● **Task instructions**
Lines containing the word "submitting" should be extracted in full.

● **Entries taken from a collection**

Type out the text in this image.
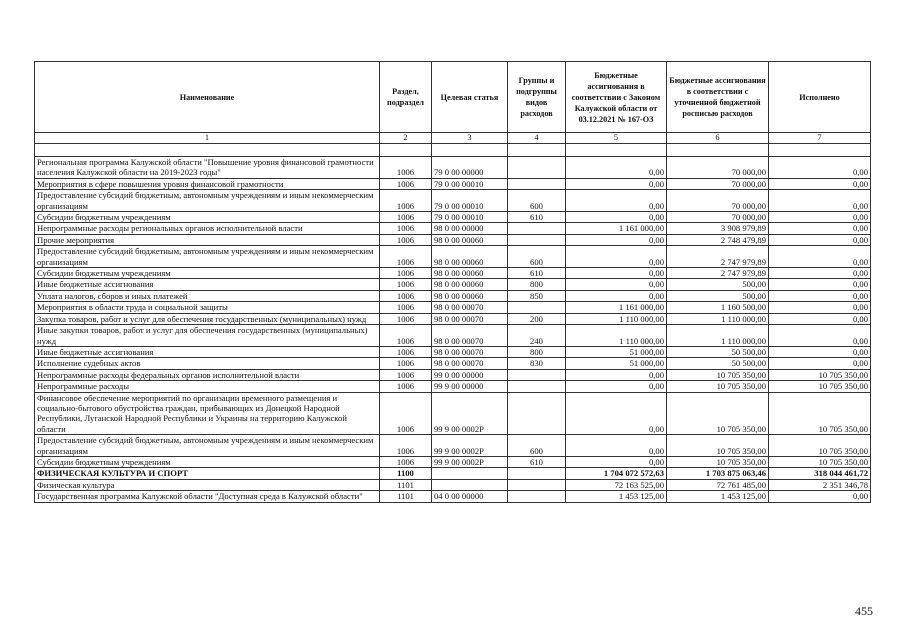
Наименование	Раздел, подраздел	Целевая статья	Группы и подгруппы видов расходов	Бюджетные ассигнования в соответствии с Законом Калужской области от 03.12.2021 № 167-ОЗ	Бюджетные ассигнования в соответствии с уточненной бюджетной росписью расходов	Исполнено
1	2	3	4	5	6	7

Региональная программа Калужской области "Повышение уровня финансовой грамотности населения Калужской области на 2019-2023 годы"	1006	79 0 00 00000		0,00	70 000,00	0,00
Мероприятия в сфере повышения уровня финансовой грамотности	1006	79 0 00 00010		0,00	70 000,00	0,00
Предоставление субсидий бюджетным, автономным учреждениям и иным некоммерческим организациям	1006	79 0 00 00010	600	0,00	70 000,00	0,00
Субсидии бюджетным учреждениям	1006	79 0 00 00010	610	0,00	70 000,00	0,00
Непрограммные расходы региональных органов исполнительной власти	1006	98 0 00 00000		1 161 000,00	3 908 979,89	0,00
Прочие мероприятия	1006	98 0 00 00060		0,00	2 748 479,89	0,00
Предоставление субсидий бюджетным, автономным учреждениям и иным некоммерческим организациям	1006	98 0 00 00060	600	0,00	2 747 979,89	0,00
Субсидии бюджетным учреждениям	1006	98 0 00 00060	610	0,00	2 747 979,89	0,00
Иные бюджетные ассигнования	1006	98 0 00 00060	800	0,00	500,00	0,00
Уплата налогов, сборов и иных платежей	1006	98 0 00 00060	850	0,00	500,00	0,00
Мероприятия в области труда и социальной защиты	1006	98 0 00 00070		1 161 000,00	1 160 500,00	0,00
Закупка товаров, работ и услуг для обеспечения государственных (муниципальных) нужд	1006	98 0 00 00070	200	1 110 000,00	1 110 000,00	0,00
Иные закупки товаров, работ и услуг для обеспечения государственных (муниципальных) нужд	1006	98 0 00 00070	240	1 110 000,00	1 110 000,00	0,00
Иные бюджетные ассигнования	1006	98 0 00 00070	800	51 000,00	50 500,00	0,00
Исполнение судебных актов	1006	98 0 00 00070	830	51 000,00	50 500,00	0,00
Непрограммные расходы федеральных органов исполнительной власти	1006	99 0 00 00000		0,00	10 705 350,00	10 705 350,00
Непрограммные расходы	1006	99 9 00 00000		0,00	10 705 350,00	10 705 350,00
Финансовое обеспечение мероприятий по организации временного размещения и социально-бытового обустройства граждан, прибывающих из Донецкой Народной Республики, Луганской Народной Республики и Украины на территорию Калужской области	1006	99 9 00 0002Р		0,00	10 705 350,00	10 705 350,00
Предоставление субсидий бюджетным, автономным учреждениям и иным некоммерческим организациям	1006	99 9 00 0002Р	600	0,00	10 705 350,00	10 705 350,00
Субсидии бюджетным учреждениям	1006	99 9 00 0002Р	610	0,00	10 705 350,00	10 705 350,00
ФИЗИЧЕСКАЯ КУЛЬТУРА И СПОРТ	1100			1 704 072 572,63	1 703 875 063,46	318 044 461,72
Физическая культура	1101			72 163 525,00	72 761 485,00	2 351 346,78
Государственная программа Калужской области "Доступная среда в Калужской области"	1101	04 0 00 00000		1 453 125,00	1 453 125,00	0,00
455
==
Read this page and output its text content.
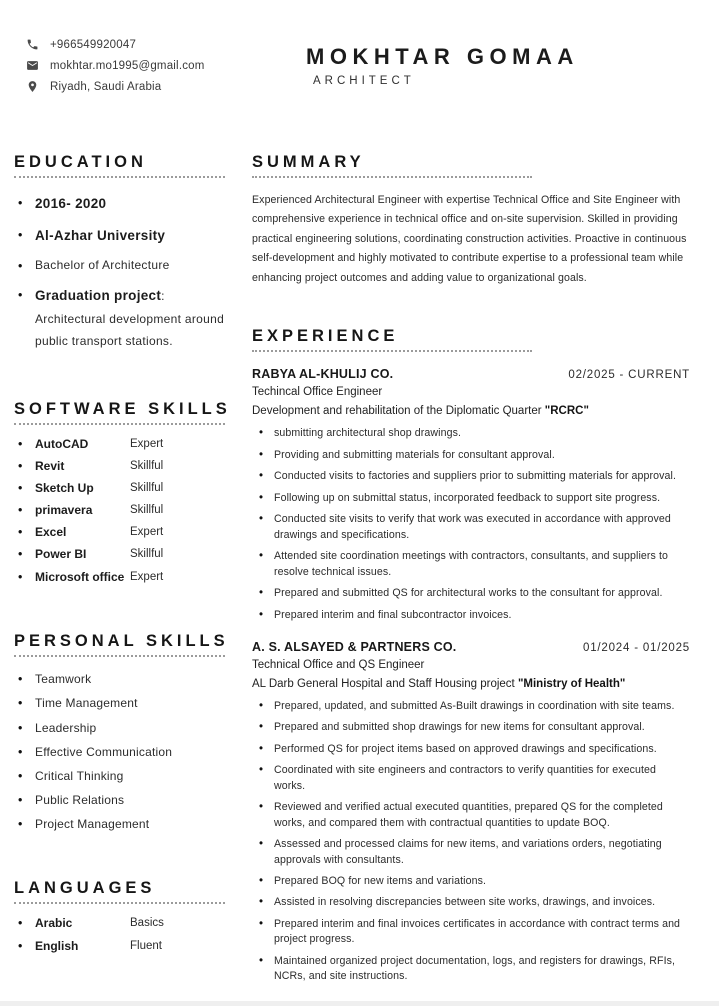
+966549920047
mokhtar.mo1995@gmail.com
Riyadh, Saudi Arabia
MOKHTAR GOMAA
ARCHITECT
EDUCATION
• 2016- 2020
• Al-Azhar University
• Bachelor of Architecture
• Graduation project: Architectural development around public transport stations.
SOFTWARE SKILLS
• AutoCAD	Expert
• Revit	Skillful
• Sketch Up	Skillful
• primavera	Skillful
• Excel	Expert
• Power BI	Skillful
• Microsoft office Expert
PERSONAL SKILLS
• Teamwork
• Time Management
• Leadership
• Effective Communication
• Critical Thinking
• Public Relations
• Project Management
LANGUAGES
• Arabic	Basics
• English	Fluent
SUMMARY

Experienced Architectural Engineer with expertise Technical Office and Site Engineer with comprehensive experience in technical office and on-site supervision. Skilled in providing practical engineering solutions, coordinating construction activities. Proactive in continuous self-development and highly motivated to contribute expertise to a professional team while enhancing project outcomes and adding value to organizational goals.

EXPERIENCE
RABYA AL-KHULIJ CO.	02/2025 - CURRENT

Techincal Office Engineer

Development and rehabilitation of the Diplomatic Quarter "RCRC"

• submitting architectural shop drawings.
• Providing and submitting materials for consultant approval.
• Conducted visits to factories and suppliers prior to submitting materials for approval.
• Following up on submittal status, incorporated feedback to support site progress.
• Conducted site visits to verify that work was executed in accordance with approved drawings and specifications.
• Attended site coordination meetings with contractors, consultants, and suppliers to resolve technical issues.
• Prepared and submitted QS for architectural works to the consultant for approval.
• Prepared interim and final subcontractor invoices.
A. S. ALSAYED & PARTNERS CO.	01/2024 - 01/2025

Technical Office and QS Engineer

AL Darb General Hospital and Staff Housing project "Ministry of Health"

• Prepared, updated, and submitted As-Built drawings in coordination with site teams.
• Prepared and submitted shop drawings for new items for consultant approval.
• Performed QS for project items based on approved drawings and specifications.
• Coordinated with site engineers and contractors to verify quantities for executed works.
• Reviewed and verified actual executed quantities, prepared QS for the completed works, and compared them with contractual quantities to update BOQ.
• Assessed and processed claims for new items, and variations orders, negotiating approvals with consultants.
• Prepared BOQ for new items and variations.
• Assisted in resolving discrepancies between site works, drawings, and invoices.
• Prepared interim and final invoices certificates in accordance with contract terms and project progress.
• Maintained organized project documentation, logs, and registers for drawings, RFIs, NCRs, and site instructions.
==
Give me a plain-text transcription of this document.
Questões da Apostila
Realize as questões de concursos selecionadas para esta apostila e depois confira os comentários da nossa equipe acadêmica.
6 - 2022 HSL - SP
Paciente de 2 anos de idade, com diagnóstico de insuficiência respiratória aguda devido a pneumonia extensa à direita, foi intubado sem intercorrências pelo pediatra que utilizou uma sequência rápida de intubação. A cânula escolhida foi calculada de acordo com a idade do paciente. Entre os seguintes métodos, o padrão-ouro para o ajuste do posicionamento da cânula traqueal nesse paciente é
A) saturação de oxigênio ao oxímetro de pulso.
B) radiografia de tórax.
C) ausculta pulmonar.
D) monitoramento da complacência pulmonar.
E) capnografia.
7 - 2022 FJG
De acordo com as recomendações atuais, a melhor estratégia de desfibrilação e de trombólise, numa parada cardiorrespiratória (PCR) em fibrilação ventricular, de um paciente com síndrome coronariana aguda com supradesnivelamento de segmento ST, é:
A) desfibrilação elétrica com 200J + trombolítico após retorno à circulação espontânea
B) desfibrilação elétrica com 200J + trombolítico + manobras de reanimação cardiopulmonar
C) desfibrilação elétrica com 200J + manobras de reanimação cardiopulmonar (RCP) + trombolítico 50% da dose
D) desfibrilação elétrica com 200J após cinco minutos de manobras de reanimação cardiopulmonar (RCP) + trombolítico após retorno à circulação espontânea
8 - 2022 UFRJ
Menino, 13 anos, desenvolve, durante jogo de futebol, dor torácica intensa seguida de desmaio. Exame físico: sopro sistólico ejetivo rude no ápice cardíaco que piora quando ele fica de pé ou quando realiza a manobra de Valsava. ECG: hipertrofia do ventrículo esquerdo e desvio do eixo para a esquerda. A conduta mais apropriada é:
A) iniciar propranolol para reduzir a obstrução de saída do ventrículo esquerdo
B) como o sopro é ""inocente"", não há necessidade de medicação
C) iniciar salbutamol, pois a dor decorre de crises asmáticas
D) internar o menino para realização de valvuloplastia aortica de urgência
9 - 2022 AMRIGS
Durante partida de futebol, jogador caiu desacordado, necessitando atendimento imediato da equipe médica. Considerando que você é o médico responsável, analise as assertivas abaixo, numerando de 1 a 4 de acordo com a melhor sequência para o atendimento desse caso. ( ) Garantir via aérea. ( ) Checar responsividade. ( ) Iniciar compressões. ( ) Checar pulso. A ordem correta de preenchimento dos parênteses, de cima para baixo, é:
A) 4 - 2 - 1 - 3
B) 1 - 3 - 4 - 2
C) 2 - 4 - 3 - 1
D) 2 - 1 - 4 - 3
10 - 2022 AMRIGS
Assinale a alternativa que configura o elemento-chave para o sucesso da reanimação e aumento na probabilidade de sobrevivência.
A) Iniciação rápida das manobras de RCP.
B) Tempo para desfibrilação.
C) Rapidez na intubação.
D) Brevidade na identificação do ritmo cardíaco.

● **Output**
• submitting architectural shop drawings.
• Providing and submitting materials for consultant approval.
• Conducted visits to factories and suppliers prior to submitting materials for approval.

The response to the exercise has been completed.